§ **SHORT EXERCISE**:
Transcribe every line of the records verbatim.

Dataset items

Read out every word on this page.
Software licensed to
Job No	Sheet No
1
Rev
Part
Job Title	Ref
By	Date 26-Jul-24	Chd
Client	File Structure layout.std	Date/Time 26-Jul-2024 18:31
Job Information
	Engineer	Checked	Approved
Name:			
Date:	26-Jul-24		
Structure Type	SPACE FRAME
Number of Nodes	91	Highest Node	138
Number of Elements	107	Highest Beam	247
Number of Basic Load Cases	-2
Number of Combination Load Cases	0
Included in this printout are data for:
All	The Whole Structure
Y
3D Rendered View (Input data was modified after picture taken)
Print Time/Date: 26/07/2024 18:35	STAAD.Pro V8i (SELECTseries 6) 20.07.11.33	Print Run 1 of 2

§ **SOLUTION TO THIS TASK**:
Read out every word on this page.
Software licensed to
Job No	Sheet No
1
Rev
Part
Job Title	Ref
By	Date 26-Jul-24	Chd
Client	File Structure layout.std	Date/Time 26-Jul-2024 18:31
Job Information
	Engineer	Checked	Approved
Name:			
Date:	26-Jul-24		
Structure Type	SPACE FRAME
Number of Nodes	91	Highest Node	138
Number of Elements	107	Highest Beam	247
Number of Basic Load Cases	-2
Number of Combination Load Cases	0
Included in this printout are data for:
All	The Whole Structure
Y
3D Rendered View (Input data was modified after picture taken)
Print Time/Date: 26/07/2024 18:35	STAAD.Pro V8i (SELECTseries 6) 20.07.11.33	Print Run 1 of 2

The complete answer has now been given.